*EXTRACTED MATERIAL*.
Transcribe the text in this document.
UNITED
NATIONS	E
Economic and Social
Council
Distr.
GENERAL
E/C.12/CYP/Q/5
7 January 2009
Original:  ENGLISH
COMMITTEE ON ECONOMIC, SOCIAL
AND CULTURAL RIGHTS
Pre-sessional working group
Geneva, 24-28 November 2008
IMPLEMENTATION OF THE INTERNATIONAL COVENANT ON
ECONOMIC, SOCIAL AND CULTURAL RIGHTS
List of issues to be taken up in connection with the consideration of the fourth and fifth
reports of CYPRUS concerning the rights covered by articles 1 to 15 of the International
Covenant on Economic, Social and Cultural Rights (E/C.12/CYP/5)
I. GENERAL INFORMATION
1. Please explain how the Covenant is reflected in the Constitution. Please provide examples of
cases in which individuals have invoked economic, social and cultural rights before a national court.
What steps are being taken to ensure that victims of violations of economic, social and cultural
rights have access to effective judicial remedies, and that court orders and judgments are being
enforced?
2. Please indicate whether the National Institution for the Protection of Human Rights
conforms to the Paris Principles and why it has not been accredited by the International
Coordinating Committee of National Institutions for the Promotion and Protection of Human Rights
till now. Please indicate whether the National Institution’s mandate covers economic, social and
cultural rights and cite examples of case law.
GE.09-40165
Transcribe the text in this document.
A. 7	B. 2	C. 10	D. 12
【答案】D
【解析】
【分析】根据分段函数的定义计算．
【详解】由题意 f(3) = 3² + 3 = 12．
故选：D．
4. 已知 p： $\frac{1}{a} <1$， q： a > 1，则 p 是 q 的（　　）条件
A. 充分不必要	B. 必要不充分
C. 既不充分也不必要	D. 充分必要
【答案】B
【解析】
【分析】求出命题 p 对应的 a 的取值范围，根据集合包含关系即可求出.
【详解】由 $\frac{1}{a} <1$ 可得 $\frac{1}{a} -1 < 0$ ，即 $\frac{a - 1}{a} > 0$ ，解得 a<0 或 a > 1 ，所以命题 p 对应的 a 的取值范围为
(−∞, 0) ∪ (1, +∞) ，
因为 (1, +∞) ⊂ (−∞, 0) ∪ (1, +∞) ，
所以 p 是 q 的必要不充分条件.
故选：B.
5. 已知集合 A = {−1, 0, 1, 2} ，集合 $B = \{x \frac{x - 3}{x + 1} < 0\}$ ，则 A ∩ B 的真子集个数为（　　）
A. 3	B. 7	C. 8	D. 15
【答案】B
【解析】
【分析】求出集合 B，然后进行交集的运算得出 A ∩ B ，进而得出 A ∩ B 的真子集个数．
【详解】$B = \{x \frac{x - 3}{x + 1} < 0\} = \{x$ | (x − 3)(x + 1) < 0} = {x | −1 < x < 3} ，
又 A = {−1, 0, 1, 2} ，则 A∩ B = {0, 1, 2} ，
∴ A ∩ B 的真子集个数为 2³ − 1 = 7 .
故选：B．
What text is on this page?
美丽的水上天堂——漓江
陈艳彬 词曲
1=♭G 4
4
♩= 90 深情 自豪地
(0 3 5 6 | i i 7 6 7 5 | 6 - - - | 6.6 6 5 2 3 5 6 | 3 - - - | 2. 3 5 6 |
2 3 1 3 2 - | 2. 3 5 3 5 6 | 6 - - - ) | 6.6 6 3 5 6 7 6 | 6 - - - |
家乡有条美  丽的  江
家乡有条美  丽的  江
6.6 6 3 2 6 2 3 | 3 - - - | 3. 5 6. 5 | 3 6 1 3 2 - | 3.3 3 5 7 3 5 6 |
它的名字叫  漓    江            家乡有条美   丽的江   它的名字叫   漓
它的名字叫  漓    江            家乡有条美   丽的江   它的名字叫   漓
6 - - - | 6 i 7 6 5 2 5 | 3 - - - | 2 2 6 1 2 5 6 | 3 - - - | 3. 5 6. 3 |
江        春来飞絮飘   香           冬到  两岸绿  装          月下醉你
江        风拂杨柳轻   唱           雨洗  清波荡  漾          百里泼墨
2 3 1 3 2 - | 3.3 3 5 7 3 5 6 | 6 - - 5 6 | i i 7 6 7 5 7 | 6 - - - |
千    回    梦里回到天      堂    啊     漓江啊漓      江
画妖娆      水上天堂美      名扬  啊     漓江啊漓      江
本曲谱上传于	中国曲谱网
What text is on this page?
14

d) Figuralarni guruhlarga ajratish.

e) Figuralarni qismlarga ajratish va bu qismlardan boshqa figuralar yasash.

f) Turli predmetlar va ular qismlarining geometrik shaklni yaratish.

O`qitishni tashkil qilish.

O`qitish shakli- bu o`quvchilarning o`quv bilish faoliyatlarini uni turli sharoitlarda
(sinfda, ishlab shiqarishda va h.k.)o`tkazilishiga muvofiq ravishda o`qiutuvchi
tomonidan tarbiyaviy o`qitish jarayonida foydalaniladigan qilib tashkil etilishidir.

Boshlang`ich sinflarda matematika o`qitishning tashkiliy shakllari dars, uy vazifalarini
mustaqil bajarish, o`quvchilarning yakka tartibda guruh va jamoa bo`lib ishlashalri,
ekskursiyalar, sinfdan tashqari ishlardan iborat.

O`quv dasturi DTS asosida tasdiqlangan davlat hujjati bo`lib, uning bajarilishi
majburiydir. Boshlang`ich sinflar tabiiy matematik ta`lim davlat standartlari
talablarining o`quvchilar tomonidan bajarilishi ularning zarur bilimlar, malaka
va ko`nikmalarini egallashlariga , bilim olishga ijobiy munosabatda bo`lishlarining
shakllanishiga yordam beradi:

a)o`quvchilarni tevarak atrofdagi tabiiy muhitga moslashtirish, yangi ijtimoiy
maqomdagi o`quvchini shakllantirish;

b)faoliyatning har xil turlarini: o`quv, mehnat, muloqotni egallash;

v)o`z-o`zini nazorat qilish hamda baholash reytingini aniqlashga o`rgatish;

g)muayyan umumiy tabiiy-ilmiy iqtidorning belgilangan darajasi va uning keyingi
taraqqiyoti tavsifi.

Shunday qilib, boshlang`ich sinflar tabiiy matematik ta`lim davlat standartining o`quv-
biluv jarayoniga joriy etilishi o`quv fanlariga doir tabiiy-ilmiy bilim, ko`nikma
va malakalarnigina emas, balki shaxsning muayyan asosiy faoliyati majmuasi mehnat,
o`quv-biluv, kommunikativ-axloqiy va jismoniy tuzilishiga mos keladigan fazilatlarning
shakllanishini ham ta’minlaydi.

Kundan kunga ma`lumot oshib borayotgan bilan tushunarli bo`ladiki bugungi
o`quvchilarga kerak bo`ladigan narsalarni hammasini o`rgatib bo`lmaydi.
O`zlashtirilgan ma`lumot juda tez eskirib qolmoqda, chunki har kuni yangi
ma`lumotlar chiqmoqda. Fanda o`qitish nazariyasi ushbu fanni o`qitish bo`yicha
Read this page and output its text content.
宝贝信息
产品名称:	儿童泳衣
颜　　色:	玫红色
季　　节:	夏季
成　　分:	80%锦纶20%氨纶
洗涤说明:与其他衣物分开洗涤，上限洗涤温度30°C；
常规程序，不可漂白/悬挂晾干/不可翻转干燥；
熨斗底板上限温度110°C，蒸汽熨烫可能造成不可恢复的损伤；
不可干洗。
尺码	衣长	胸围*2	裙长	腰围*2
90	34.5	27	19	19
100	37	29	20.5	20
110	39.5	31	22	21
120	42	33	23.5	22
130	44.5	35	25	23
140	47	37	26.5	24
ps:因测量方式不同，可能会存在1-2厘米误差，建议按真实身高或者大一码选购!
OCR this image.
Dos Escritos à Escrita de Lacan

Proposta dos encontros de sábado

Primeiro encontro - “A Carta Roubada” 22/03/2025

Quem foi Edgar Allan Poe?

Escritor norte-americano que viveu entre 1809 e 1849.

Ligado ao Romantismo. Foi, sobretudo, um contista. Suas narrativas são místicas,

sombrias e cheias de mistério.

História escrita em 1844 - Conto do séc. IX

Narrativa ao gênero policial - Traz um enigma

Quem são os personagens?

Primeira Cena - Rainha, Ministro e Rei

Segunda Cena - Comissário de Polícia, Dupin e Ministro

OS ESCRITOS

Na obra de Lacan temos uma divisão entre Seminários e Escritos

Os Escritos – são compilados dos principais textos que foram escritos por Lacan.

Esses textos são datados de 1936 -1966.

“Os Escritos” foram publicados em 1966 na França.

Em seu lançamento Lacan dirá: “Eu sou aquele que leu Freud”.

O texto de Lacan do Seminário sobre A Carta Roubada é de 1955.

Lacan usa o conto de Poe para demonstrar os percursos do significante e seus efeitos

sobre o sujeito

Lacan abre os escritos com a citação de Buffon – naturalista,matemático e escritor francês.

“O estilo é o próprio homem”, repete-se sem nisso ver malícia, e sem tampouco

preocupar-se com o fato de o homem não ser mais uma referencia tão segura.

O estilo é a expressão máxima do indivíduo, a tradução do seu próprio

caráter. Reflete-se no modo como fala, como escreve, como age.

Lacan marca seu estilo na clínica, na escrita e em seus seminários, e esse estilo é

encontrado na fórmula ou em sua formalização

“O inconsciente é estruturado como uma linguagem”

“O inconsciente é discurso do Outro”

*WRITTEN INSTRUCTION*. Copy each line of the entries that includes the word "Cena".

*THE ANSWER*.
Primeira Cena - Rainha, Ministro e Rei
Segunda Cena - Comissário de Polícia, Dupin e Ministro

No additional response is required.